--- Dataset content ---
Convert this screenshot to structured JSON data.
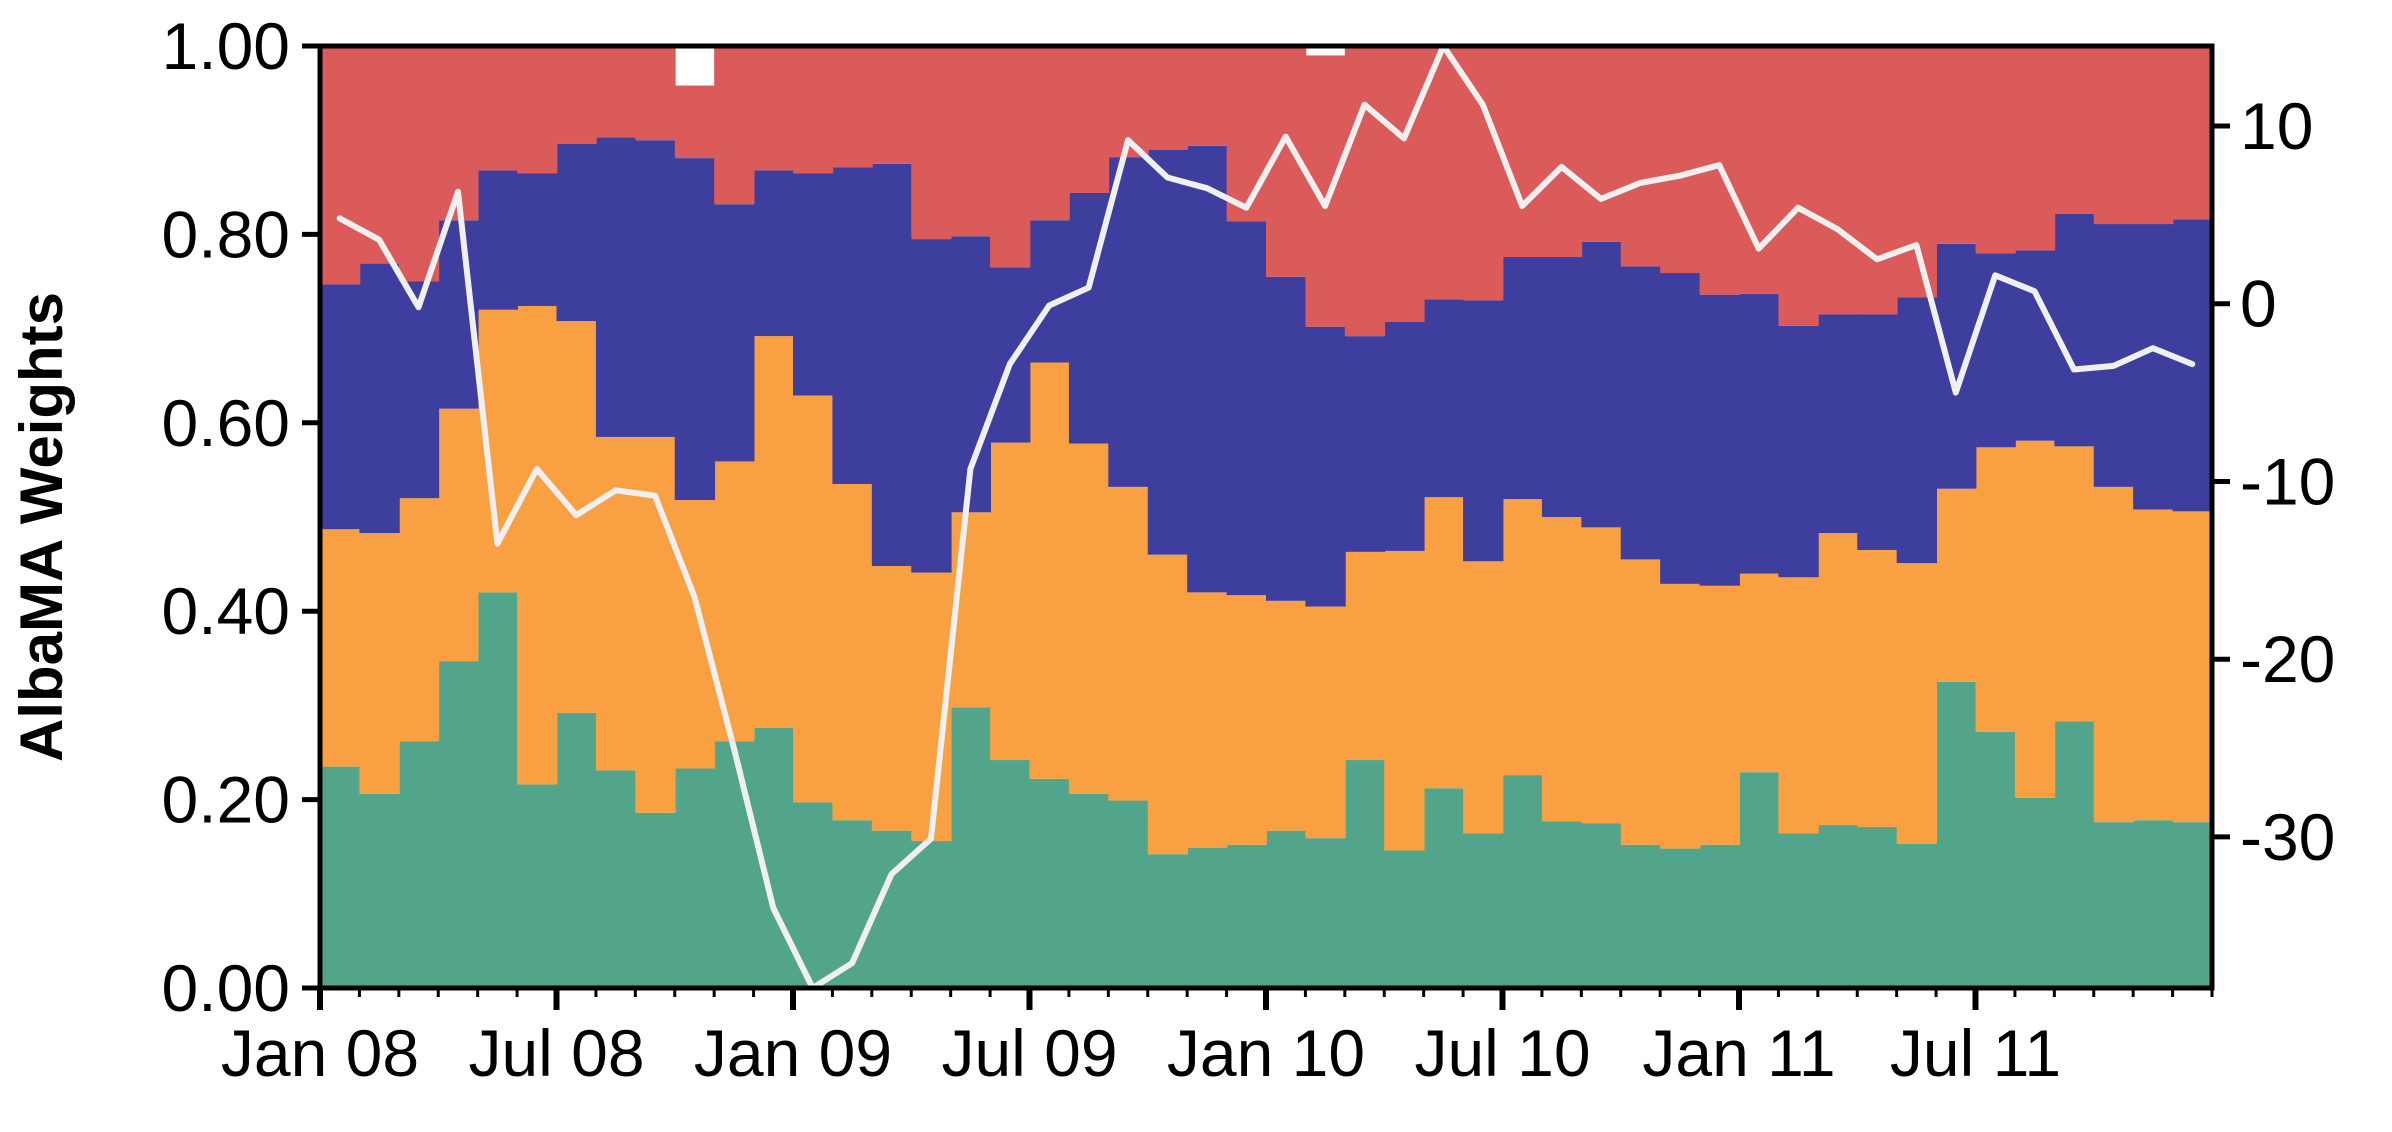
{
  "chart_data": {
    "type": "area",
    "ylabel": "AlbaMA Weights",
    "ylim": [
      0,
      1
    ],
    "y2lim": [
      -38.5,
      14.5
    ],
    "grid": false,
    "x": [
      "2008-01",
      "2008-02",
      "2008-03",
      "2008-04",
      "2008-05",
      "2008-06",
      "2008-07",
      "2008-08",
      "2008-09",
      "2008-10",
      "2008-11",
      "2008-12",
      "2009-01",
      "2009-02",
      "2009-03",
      "2009-04",
      "2009-05",
      "2009-06",
      "2009-07",
      "2009-08",
      "2009-09",
      "2009-10",
      "2009-11",
      "2009-12",
      "2010-01",
      "2010-02",
      "2010-03",
      "2010-04",
      "2010-05",
      "2010-06",
      "2010-07",
      "2010-08",
      "2010-09",
      "2010-10",
      "2010-11",
      "2010-12",
      "2011-01",
      "2011-02",
      "2011-03",
      "2011-04",
      "2011-05",
      "2011-06",
      "2011-07",
      "2011-08",
      "2011-09",
      "2011-10",
      "2011-11",
      "2011-12"
    ],
    "x_ticks": [
      "Jan 08",
      "Jul 08",
      "Jan 09",
      "Jul 09",
      "Jan 10",
      "Jul 10",
      "Jan 11",
      "Jul 11"
    ],
    "x_tick_dates": [
      "2008-01",
      "2008-07",
      "2009-01",
      "2009-07",
      "2010-01",
      "2010-07",
      "2011-01",
      "2011-07"
    ],
    "y_ticks": [
      "0.00",
      "0.20",
      "0.40",
      "0.60",
      "0.80",
      "1.00"
    ],
    "y_tick_values": [
      0,
      0.2,
      0.4,
      0.6,
      0.8,
      1.0
    ],
    "y2_ticks": [
      "-30",
      "-20",
      "-10",
      "0",
      "10"
    ],
    "y2_tick_values": [
      -30,
      -20,
      -10,
      0,
      10
    ],
    "series": [
      {
        "color": "#52a58a",
        "values": [
          0.235,
          0.206,
          0.262,
          0.347,
          0.42,
          0.216,
          0.292,
          0.231,
          0.186,
          0.233,
          0.262,
          0.276,
          0.197,
          0.178,
          0.167,
          0.156,
          0.298,
          0.242,
          0.222,
          0.206,
          0.199,
          0.142,
          0.149,
          0.152,
          0.167,
          0.159,
          0.242,
          0.146,
          0.212,
          0.164,
          0.226,
          0.177,
          0.175,
          0.152,
          0.148,
          0.152,
          0.229,
          0.164,
          0.173,
          0.171,
          0.153,
          0.325,
          0.272,
          0.202,
          0.283,
          0.176,
          0.178,
          0.176
        ]
      },
      {
        "color": "#f9a043",
        "values": [
          0.252,
          0.277,
          0.258,
          0.268,
          0.3,
          0.508,
          0.416,
          0.354,
          0.399,
          0.285,
          0.297,
          0.416,
          0.432,
          0.357,
          0.281,
          0.285,
          0.207,
          0.337,
          0.442,
          0.372,
          0.333,
          0.318,
          0.271,
          0.265,
          0.244,
          0.246,
          0.221,
          0.318,
          0.309,
          0.289,
          0.293,
          0.323,
          0.314,
          0.303,
          0.281,
          0.275,
          0.211,
          0.272,
          0.31,
          0.294,
          0.298,
          0.205,
          0.302,
          0.379,
          0.292,
          0.356,
          0.33,
          0.33
        ]
      },
      {
        "color": "#3d3e9d",
        "values": [
          0.26,
          0.286,
          0.23,
          0.2,
          0.148,
          0.141,
          0.188,
          0.318,
          0.315,
          0.363,
          0.273,
          0.176,
          0.236,
          0.336,
          0.427,
          0.354,
          0.293,
          0.186,
          0.151,
          0.266,
          0.35,
          0.43,
          0.474,
          0.397,
          0.344,
          0.297,
          0.229,
          0.243,
          0.21,
          0.277,
          0.257,
          0.276,
          0.303,
          0.311,
          0.33,
          0.309,
          0.297,
          0.267,
          0.232,
          0.25,
          0.282,
          0.26,
          0.206,
          0.202,
          0.247,
          0.279,
          0.303,
          0.31
        ]
      },
      {
        "color": "#db5a5a",
        "values": [
          0.253,
          0.231,
          0.25,
          0.185,
          0.132,
          0.135,
          0.104,
          0.097,
          0.12,
          0.077,
          0.168,
          0.132,
          0.135,
          0.129,
          0.125,
          0.205,
          0.238,
          0.235,
          0.185,
          0.156,
          0.118,
          0.11,
          0.106,
          0.186,
          0.245,
          0.288,
          0.308,
          0.293,
          0.269,
          0.27,
          0.224,
          0.224,
          0.208,
          0.234,
          0.241,
          0.264,
          0.263,
          0.297,
          0.285,
          0.285,
          0.267,
          0.21,
          0.22,
          0.217,
          0.178,
          0.189,
          0.189,
          0.184
        ]
      }
    ],
    "line": {
      "color": "#f0f0f0",
      "axis": "right",
      "values": [
        4.8,
        3.6,
        -0.2,
        6.3,
        -13.5,
        -9.3,
        -11.9,
        -10.5,
        -10.8,
        -16.5,
        -25.0,
        -34.0,
        -38.5,
        -37.1,
        -32.1,
        -30.1,
        -9.3,
        -3.4,
        -0.1,
        0.9,
        9.2,
        7.1,
        6.5,
        5.4,
        9.4,
        5.5,
        11.2,
        9.3,
        14.5,
        11.2,
        5.5,
        7.7,
        5.9,
        6.8,
        7.2,
        7.8,
        3.1,
        5.4,
        4.2,
        2.5,
        3.3,
        -5.0,
        1.6,
        0.7,
        -3.7,
        -3.5,
        -2.5,
        -3.4
      ]
    }
  }
}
---
What is expected: Read through the entries and copy every line that includes "color".

Response to the exercise:
        "color": "#52a58a",
        "color": "#f9a043",
        "color": "#3d3e9d",
        "color": "#db5a5a",
      "color": "#f0f0f0",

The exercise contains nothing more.